• Aim of the task
Return the lines where the word "name" occurs.

Data records
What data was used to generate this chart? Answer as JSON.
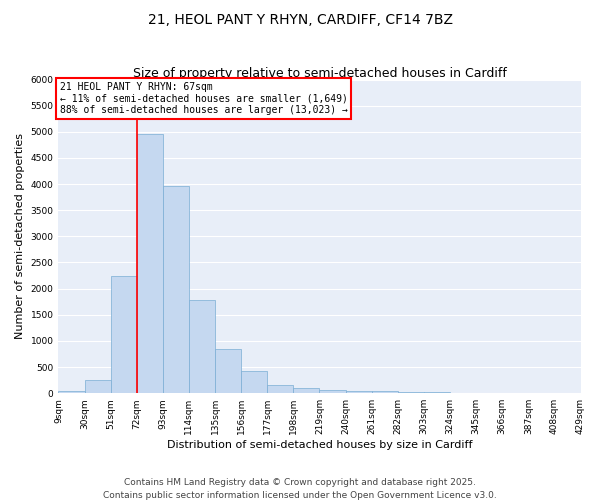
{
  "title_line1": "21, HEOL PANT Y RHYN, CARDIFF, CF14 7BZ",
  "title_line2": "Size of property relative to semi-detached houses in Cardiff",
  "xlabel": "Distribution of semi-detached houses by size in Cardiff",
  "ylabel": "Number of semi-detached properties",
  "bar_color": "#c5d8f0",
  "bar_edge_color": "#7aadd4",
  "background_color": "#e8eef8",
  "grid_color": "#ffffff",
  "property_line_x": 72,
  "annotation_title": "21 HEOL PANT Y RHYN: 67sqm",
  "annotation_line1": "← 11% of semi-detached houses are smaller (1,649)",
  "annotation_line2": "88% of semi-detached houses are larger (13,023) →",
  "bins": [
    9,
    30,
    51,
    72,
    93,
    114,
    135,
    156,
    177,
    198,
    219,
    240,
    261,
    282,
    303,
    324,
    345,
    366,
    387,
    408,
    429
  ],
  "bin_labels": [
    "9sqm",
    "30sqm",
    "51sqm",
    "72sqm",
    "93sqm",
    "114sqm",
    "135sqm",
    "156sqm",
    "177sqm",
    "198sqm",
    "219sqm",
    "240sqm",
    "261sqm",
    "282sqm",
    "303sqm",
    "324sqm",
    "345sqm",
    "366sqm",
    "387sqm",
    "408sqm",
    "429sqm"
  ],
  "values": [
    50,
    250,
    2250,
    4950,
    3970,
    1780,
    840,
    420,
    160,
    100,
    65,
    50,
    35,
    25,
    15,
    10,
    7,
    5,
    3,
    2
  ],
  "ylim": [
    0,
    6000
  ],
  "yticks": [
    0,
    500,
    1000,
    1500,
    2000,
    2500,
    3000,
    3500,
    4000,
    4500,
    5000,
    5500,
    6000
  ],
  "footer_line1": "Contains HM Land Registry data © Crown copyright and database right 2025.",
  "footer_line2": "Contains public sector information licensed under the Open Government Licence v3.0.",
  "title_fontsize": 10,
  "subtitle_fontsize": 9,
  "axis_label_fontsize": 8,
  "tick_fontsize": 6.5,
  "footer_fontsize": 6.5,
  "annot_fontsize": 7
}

--

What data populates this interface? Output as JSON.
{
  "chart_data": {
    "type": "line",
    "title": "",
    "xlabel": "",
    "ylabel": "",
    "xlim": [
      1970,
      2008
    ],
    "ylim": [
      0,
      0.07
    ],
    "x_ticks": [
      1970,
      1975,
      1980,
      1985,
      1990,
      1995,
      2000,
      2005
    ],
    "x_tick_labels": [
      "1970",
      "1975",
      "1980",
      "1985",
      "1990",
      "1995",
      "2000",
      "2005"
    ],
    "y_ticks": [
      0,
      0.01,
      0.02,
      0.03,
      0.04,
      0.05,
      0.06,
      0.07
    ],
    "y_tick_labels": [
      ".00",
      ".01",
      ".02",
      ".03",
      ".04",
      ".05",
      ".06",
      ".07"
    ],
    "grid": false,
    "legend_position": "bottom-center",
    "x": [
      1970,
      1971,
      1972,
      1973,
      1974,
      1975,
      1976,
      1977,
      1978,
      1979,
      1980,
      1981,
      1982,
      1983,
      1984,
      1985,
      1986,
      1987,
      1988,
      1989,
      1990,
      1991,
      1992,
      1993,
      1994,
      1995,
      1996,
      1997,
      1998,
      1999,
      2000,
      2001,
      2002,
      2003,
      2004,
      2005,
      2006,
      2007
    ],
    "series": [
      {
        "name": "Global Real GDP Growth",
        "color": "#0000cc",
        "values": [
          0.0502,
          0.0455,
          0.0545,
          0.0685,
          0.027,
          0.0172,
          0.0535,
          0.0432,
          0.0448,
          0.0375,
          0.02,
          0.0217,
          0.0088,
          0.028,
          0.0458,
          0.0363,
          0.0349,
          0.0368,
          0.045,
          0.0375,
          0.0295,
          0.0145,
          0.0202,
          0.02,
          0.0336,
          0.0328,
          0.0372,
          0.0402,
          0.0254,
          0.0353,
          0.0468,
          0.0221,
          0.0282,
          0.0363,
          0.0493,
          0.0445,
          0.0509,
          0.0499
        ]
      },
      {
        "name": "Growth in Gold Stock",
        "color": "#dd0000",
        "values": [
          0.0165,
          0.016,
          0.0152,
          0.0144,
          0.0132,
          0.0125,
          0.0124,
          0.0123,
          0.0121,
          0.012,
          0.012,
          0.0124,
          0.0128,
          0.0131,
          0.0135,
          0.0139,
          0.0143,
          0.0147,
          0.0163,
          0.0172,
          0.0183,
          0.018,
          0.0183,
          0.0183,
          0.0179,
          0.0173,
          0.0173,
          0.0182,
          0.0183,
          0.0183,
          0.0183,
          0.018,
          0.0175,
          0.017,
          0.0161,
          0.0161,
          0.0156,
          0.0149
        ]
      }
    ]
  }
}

--

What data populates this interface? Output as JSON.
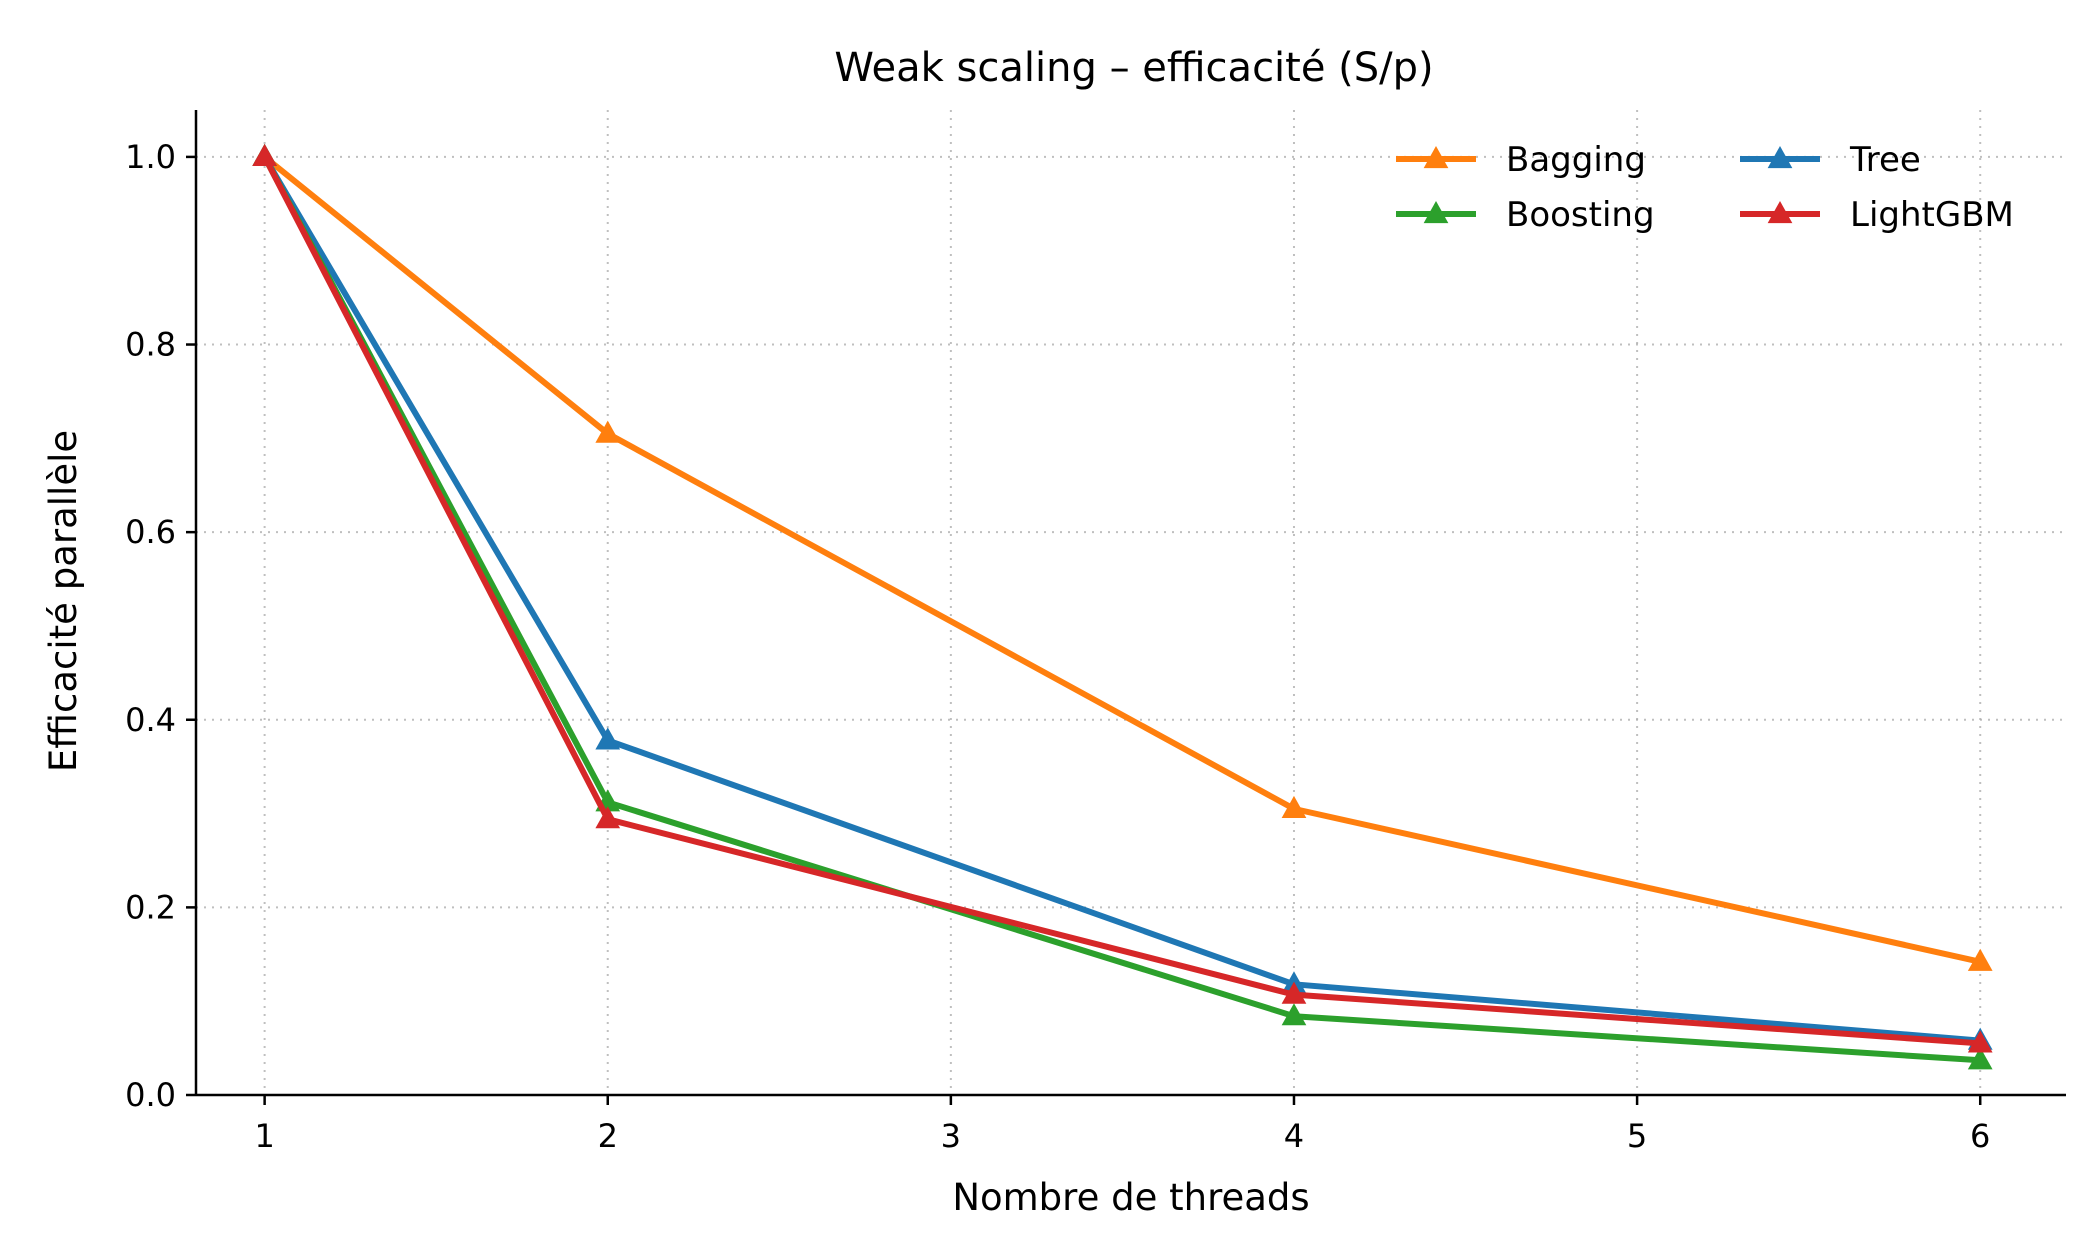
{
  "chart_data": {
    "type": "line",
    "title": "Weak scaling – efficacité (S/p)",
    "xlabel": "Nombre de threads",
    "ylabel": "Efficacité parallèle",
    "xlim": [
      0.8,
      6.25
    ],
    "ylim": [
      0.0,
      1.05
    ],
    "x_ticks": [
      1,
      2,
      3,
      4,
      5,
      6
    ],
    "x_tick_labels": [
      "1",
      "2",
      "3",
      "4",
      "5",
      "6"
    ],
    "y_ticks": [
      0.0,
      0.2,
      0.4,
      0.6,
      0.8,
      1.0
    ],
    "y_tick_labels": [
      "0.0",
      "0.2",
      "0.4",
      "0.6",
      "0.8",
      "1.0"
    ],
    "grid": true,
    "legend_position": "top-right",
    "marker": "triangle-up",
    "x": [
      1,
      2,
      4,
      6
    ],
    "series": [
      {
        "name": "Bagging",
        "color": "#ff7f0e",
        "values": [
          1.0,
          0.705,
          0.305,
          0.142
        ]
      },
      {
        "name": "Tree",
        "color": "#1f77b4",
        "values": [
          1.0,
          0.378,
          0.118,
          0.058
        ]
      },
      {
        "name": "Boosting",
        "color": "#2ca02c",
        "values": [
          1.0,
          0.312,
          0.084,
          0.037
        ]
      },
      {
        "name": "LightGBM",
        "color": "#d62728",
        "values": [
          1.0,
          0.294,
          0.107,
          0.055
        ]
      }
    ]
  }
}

• Output of the exercise
        "name": "Global Real GDP Growth",
        "name": "Growth in Gold Stock",
        "name": "Bagging",
        "name": "Tree",
        "name": "Boosting",
        "name": "LightGBM",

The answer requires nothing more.